Figure dataset records
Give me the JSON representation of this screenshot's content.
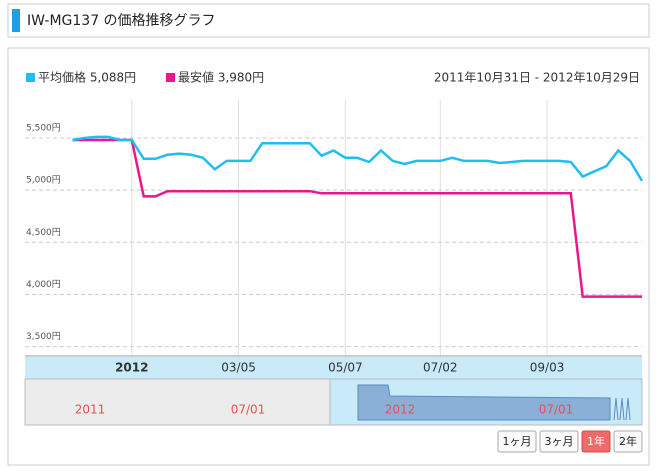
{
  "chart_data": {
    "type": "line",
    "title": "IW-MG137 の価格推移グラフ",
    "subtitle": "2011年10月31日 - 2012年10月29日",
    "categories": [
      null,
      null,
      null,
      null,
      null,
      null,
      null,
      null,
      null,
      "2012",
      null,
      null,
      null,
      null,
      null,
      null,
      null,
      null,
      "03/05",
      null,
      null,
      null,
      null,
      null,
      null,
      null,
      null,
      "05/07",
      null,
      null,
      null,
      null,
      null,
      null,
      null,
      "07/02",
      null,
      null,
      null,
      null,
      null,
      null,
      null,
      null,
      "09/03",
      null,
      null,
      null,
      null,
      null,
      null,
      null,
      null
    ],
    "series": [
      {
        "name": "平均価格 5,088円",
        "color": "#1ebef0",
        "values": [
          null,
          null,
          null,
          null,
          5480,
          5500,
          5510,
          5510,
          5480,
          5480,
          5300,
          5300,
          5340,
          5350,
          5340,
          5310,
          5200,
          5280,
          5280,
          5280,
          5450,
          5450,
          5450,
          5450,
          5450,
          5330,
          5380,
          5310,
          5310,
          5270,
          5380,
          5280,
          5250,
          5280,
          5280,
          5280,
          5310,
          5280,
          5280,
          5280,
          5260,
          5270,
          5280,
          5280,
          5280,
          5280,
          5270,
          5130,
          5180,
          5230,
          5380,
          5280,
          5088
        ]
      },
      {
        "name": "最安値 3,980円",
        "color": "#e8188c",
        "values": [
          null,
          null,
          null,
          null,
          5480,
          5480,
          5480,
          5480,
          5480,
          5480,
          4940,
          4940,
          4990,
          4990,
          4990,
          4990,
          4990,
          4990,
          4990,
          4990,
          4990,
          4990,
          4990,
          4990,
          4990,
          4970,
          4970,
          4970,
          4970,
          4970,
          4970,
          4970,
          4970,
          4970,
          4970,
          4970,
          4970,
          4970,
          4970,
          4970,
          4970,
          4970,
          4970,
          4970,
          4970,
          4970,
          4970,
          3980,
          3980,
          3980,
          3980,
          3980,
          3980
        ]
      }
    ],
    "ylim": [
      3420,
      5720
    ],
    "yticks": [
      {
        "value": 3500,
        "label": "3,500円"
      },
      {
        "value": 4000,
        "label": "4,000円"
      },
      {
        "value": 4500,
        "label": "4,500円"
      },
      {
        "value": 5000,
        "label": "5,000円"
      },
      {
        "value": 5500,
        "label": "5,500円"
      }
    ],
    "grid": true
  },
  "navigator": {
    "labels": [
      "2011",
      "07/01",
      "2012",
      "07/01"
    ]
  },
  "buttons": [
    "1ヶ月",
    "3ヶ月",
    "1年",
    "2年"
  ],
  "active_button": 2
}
...
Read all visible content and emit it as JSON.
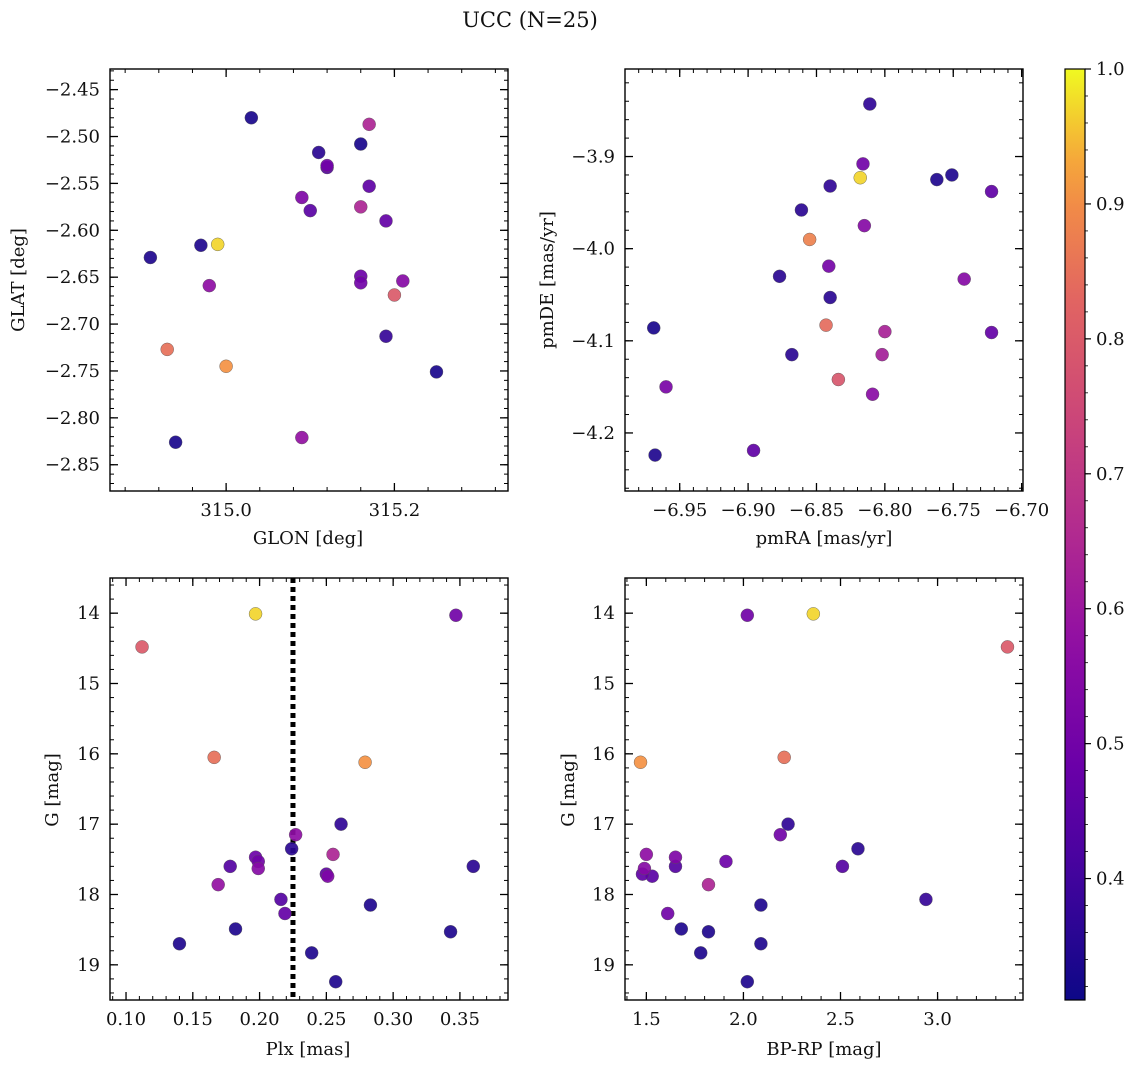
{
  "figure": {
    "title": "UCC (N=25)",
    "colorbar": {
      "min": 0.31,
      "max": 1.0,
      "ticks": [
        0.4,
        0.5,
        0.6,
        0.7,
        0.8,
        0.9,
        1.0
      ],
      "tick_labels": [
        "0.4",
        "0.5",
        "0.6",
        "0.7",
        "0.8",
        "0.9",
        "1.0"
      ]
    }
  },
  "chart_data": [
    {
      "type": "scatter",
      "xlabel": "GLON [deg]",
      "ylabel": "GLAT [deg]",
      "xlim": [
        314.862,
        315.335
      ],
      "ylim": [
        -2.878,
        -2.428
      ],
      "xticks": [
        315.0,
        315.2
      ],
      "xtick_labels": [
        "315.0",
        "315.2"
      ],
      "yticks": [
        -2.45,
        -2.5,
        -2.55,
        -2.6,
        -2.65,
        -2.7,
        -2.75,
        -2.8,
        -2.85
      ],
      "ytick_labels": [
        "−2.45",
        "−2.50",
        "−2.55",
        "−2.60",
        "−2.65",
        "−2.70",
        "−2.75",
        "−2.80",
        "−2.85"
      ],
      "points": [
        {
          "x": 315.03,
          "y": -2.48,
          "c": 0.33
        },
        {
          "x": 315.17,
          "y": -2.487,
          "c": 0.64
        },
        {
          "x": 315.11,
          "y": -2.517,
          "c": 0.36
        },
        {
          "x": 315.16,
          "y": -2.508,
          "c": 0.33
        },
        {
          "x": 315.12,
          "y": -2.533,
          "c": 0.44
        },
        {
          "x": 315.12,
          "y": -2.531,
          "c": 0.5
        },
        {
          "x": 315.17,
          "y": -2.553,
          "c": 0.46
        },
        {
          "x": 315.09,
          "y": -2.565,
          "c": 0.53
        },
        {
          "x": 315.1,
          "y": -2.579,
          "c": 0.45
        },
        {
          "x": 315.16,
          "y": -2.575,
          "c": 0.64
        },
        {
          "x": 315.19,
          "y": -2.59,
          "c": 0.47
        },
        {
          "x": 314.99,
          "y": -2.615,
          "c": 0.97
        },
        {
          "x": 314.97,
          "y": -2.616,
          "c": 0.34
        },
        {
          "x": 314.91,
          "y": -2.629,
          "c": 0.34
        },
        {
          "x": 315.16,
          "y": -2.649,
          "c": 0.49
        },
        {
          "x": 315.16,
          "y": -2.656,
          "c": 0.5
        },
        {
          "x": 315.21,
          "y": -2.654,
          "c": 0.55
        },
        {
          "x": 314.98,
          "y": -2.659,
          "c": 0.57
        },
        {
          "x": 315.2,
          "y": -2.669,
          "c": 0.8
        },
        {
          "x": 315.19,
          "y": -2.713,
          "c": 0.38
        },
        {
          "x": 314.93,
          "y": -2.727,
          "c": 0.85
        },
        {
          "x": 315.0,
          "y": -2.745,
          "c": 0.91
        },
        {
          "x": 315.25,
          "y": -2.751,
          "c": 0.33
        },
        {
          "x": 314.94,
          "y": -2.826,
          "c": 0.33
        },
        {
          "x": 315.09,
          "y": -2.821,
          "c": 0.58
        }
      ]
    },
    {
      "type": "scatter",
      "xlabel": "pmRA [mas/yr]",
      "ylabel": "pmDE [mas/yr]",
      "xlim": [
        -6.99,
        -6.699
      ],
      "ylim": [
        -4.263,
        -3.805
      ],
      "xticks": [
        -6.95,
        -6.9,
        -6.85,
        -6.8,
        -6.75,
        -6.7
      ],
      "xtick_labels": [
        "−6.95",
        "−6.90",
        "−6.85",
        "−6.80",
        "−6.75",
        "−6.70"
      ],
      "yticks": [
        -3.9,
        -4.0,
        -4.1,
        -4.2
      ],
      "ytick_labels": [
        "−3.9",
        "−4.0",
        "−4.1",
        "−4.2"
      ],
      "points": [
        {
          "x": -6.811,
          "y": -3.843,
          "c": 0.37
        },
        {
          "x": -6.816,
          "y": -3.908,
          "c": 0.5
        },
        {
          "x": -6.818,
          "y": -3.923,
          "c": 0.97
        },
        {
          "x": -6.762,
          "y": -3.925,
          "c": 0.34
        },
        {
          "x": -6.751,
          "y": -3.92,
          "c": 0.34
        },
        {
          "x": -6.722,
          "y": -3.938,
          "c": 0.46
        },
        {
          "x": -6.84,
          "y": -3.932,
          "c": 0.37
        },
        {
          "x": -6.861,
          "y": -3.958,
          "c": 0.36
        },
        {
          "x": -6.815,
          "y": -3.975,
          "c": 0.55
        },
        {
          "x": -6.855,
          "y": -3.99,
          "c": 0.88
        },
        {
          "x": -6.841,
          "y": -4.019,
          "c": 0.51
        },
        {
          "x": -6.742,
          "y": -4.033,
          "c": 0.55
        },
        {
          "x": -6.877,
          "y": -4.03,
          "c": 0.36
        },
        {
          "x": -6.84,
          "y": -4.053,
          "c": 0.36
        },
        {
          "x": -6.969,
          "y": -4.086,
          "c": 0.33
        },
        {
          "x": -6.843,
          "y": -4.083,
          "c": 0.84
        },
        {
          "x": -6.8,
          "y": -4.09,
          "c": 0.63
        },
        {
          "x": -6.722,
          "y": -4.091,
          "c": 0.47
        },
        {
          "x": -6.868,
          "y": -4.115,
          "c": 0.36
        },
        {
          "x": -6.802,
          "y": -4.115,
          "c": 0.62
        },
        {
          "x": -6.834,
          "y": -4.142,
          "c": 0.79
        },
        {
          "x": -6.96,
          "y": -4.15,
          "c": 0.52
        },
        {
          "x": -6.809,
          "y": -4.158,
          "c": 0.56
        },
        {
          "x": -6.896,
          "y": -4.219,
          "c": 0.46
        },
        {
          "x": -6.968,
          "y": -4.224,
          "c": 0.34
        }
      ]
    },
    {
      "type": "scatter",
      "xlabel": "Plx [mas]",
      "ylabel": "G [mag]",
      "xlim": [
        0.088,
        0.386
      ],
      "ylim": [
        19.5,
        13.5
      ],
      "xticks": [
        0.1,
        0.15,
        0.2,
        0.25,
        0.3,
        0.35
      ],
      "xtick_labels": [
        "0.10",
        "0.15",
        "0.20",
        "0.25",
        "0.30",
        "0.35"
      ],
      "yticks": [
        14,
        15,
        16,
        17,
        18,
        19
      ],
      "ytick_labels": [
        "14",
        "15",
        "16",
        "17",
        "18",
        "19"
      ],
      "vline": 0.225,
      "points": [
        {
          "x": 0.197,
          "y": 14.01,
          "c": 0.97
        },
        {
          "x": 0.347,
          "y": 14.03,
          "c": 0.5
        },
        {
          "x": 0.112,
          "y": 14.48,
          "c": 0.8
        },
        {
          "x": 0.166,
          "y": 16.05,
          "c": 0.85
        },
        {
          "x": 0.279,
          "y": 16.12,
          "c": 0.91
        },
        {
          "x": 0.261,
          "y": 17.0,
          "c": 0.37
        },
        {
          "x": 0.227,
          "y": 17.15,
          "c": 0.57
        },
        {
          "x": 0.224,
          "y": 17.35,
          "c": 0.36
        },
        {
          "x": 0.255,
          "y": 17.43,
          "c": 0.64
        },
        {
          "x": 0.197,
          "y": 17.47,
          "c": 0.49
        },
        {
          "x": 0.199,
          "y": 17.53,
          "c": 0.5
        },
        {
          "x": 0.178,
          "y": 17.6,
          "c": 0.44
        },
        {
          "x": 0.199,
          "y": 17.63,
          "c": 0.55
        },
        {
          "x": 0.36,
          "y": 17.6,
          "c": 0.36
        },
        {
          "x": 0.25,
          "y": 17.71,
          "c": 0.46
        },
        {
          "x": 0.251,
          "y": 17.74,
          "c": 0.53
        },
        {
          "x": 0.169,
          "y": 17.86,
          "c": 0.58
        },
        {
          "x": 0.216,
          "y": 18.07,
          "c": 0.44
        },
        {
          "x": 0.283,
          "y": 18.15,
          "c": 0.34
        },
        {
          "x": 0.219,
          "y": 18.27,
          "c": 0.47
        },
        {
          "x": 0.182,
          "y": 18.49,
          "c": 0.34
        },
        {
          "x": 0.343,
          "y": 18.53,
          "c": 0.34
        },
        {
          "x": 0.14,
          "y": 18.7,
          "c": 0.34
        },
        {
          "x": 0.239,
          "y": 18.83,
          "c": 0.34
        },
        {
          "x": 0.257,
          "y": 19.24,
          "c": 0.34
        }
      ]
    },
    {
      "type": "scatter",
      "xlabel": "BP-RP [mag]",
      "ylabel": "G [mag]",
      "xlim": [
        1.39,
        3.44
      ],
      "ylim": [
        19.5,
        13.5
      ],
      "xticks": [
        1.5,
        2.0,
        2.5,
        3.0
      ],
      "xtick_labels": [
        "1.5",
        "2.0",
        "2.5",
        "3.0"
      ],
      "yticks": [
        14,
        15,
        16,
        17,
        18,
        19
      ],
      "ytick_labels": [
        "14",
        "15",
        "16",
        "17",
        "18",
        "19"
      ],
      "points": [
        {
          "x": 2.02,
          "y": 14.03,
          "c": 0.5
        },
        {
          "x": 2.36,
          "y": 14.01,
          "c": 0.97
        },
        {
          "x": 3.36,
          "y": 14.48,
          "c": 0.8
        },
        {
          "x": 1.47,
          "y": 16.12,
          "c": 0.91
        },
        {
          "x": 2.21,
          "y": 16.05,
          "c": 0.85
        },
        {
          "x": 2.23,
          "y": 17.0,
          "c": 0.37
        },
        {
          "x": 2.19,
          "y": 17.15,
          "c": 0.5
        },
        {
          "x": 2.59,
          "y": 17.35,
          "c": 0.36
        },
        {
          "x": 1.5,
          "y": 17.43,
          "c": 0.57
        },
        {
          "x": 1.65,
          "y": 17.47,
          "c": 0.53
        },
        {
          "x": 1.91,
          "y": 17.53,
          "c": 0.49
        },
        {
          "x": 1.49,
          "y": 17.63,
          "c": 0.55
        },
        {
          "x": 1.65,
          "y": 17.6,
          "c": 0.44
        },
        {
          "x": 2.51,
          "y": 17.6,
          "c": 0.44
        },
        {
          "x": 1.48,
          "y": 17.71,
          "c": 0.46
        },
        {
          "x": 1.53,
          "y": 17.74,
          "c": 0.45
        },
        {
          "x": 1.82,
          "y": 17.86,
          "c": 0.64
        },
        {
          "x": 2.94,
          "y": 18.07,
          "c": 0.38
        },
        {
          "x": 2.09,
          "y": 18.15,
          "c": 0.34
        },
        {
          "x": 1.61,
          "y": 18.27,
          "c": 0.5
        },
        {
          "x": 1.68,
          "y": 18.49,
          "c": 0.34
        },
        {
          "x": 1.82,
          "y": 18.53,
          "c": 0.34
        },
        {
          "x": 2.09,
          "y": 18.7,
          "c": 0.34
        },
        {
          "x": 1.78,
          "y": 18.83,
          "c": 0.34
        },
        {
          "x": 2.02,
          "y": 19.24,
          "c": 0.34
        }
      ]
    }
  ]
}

**WHAT YOU HAVE TO DO:** Return each line where "xlabel" shows up.

**SOLUTION FOR THIS EXERCISE:**
      "xlabel": "GLON [deg]",
      "xlabel": "pmRA [mas/yr]",
      "xlabel": "Plx [mas]",
      "xlabel": "BP-RP [mag]",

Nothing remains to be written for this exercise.